Supplied data >>
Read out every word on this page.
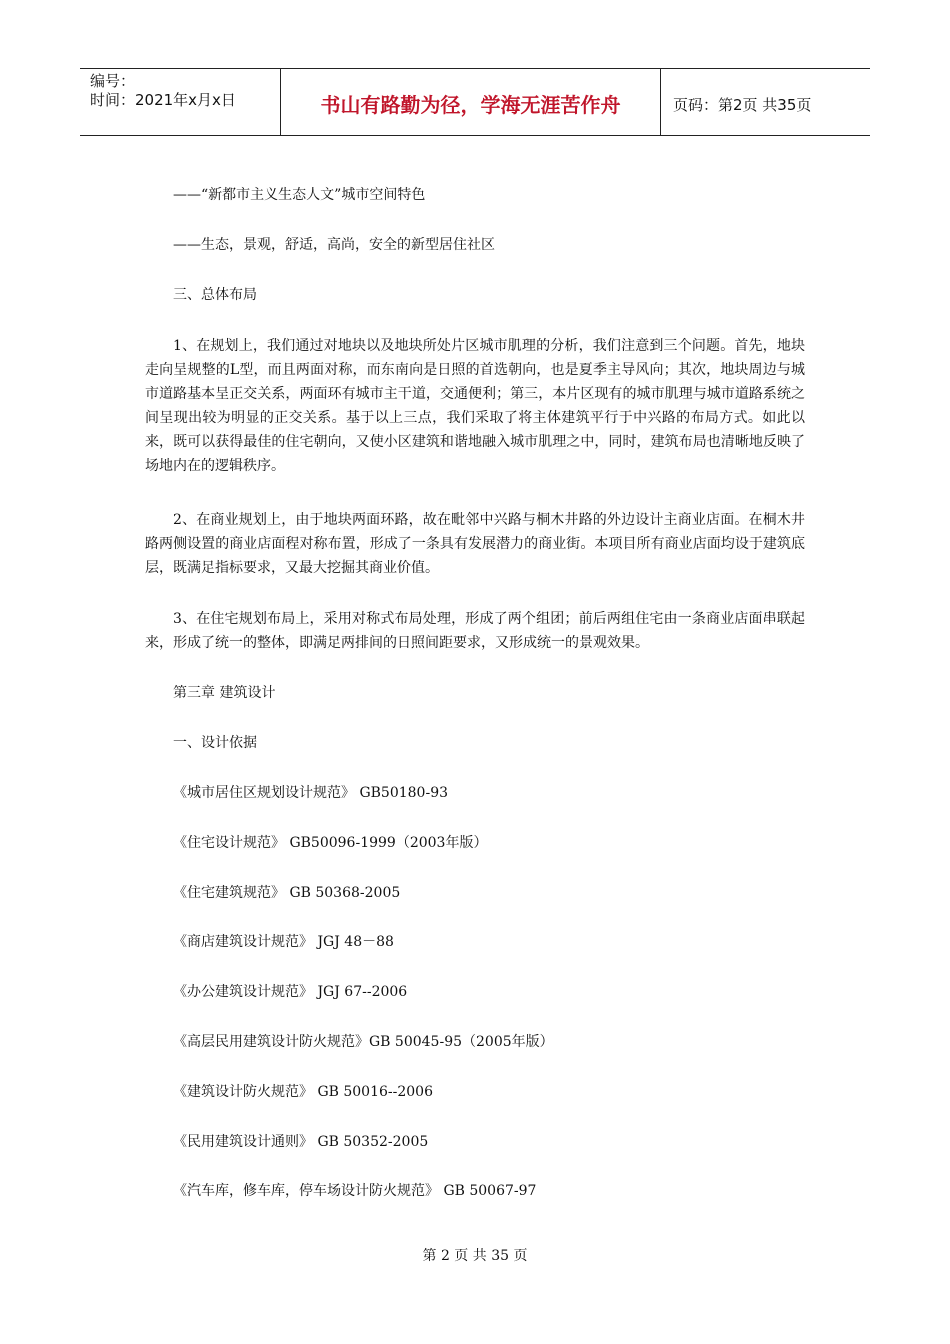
编号：
时间：2021年x月x日	书山有路勤为径，学海无涯苦作舟	页码：第2页 共35页
——“新都市主义生态人文”城市空间特色
——生态，景观，舒适，高尚，安全的新型居住社区
三、总体布局
1、在规划上，我们通过对地块以及地块所处片区城市肌理的分析，我们注意到三个问题。首先，地块走向呈规整的L型，而且两面对称，而东南向是日照的首选朝向，也是夏季主导风向；其次，地块周边与城市道路基本呈正交关系，两面环有城市主干道，交通便利；第三，本片区现有的城市肌理与城市道路系统之间呈现出较为明显的正交关系。基于以上三点，我们采取了将主体建筑平行于中兴路的布局方式。如此以来，既可以获得最佳的住宅朝向，又使小区建筑和谐地融入城市肌理之中，同时，建筑布局也清晰地反映了场地内在的逻辑秩序。
2、在商业规划上，由于地块两面环路，故在毗邻中兴路与桐木井路的外边设计主商业店面。在桐木井路两侧设置的商业店面程对称布置，形成了一条具有发展潜力的商业街。本项目所有商业店面均设于建筑底层，既满足指标要求，又最大挖掘其商业价值。
3、在住宅规划布局上，采用对称式布局处理，形成了两个组团；前后两组住宅由一条商业店面串联起来，形成了统一的整体，即满足两排间的日照间距要求，又形成统一的景观效果。
第三章 建筑设计
一、设计依据
《城市居住区规划设计规范》 GB50180-93
《住宅设计规范》 GB50096-1999（2003年版）
《住宅建筑规范》 GB 50368-2005
《商店建筑设计规范》 JGJ 48－88
《办公建筑设计规范》 JGJ 67--2006
《高层民用建筑设计防火规范》GB 50045-95（2005年版）
《建筑设计防火规范》 GB 50016--2006
《民用建筑设计通则》 GB 50352-2005
《汽车库，修车库，停车场设计防火规范》 GB 50067-97
第 2 页 共 35 页
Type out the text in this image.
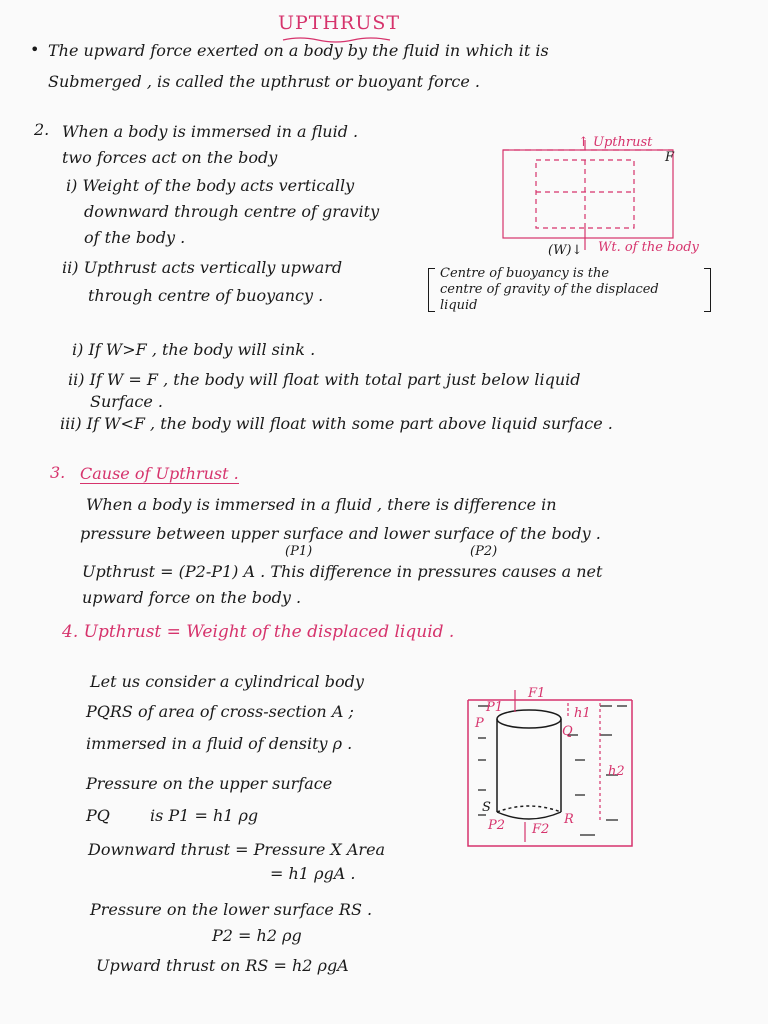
UPTHRUST
• The upward force exerted on a body by the fluid in which it is
Submerged , is called the upthrust or buoyant force .
2. When a body is immersed in a fluid .
two forces act on the body
i) Weight of the body acts vertically
downward through centre of gravity
of the body .
ii) Upthrust acts vertically upward
through centre of buoyancy .
↑ Upthrust
F
(W)↓ Wt. of the body
Centre of buoyancy is the
centre of gravity of the displaced
liquid
i) If W>F , the body will sink .
ii) If W = F , the body will float with total part just below liquid
Surface .
iii) If W<F , the body will float with some part above liquid surface .
3. Cause of Upthrust .
When a body is immersed in a fluid , there is difference in
pressure between upper surface and lower surface of the body .
(P1)	(P2)
Upthrust = (P2-P1) A . This difference in pressures causes a net
upward force on the body .
4. Upthrust = Weight of the displaced liquid .
Let us consider a cylindrical body
PQRS of area of cross-section A ;
immersed in a fluid of density ρ .
Pressure on the upper surface
PQ	is P1 = h1 ρg
Downward thrust = Pressure X Area
= h1 ρgA .
Pressure on the lower surface RS .
P2 = h2 ρg
Upward thrust on RS = h2 ρgA
P1
P
F1
Q
h1
h2
S
P2 F2
R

What needs to be done >>
For the data above, state how many lines contain "fluid"; the number is the whole answer.

Correct response >>
4